Put the lines below into a Markdown table with the columns Row and Line, numbering each row and leaving out blank lines. Omit the pictures from the table.

═══

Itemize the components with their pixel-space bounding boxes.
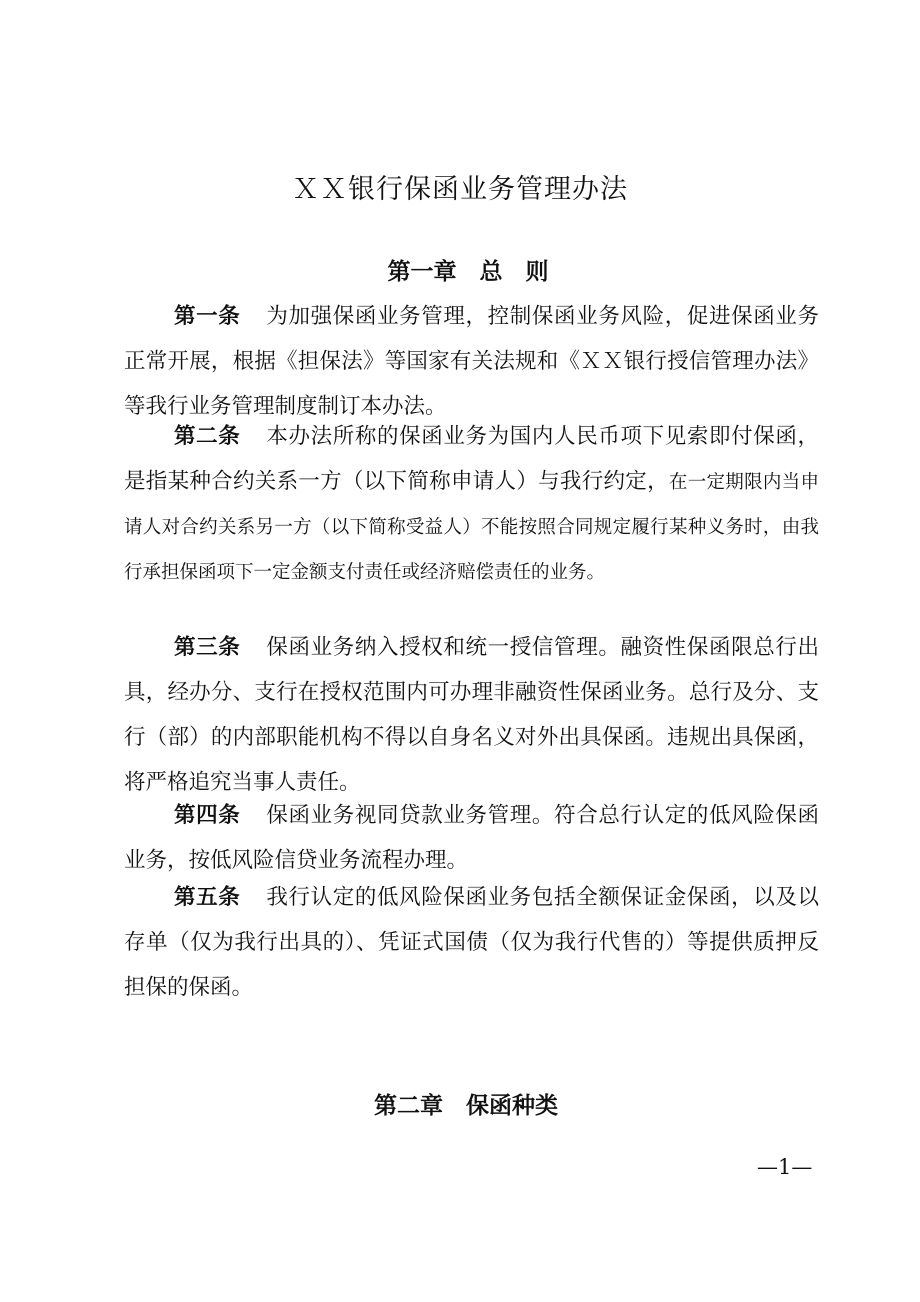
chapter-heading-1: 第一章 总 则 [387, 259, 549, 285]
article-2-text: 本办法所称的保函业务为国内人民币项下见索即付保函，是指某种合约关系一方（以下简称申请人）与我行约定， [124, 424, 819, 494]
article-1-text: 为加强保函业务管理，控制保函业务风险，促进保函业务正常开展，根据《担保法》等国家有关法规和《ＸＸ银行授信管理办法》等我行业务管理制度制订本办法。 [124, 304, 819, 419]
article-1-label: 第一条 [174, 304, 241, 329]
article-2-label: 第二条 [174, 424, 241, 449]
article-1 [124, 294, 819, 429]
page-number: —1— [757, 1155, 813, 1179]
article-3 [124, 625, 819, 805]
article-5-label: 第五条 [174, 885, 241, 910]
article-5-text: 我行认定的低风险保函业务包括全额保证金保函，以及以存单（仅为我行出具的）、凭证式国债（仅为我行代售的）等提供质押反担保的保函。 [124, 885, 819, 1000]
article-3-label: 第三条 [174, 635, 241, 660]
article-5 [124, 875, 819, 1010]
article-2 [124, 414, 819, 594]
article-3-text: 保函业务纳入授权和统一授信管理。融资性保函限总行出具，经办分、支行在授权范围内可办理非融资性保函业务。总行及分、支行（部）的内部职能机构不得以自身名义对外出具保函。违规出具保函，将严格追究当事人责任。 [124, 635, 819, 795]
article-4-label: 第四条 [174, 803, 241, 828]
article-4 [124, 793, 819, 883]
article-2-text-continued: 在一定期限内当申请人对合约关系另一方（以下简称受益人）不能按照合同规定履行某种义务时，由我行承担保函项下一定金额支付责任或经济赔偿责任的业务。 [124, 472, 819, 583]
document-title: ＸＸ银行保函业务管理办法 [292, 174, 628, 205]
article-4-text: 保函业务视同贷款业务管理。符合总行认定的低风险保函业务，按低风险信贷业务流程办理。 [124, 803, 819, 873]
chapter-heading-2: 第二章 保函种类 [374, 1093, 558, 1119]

═══

EXERCISE RESULT:
| Row | Line |
|---|---|
| 1 | Itemize the components with their pixel-space bounding boxes. |
| 2 | chapter-heading-1: 第一章 总 则 [387, 259, 549, 285] |
| 3 | article-2-text: 本办法所称的保函业务为国内人民币项下见索即付保函，是指某种合约关系一方（以下简称申请人）与我行约定， [124, 424, 819, 494] |
| 4 | article-1-text: 为加强保函业务管理，控制保函业务风险，促进保函业务正常开展，根据《担保法》等国家有关法规和《ＸＸ银行授信管理办法》等我行业务管理制度制订本办法。 [124, 304, 819, 419] |
| 5 | article-1-label: 第一条 [174, 304, 241, 329] |
| 6 | article-2-label: 第二条 [174, 424, 241, 449] |
| 7 | article-1 [124, 294, 819, 429] |
| 8 | page-number: —1— [757, 1155, 813, 1179] |
| 9 | article-3 [124, 625, 819, 805] |
| 10 | article-5-label: 第五条 [174, 885, 241, 910] |
| 11 | article-5-text: 我行认定的低风险保函业务包括全额保证金保函，以及以存单（仅为我行出具的）、凭证式国债（仅为我行代售的）等提供质押反担保的保函。 [124, 885, 819, 1000] |
| 12 | article-3-label: 第三条 [174, 635, 241, 660] |
| 13 | article-5 [124, 875, 819, 1010] |
| 14 | article-2 [124, 414, 819, 594] |
| 15 | article-3-text: 保函业务纳入授权和统一授信管理。融资性保函限总行出具，经办分、支行在授权范围内可办理非融资性保函业务。总行及分、支行（部）的内部职能机构不得以自身名义对外出具保函。违规出具保函，将严格追究当事人责任。 [124, 635, 819, 795] |
| 16 | article-4-label: 第四条 [174, 803, 241, 828] |
| 17 | article-4 [124, 793, 819, 883] |
| 18 | article-2-text-continued: 在一定期限内当申请人对合约关系另一方（以下简称受益人）不能按照合同规定履行某种义务时，由我行承担保函项下一定金额支付责任或经济赔偿责任的业务。 [124, 472, 819, 583] |
| 19 | document-title: ＸＸ银行保函业务管理办法 [292, 174, 628, 205] |
| 20 | article-4-text: 保函业务视同贷款业务管理。符合总行认定的低风险保函业务，按低风险信贷业务流程办理。 [124, 803, 819, 873] |
| 21 | chapter-heading-2: 第二章 保函种类 [374, 1093, 558, 1119] |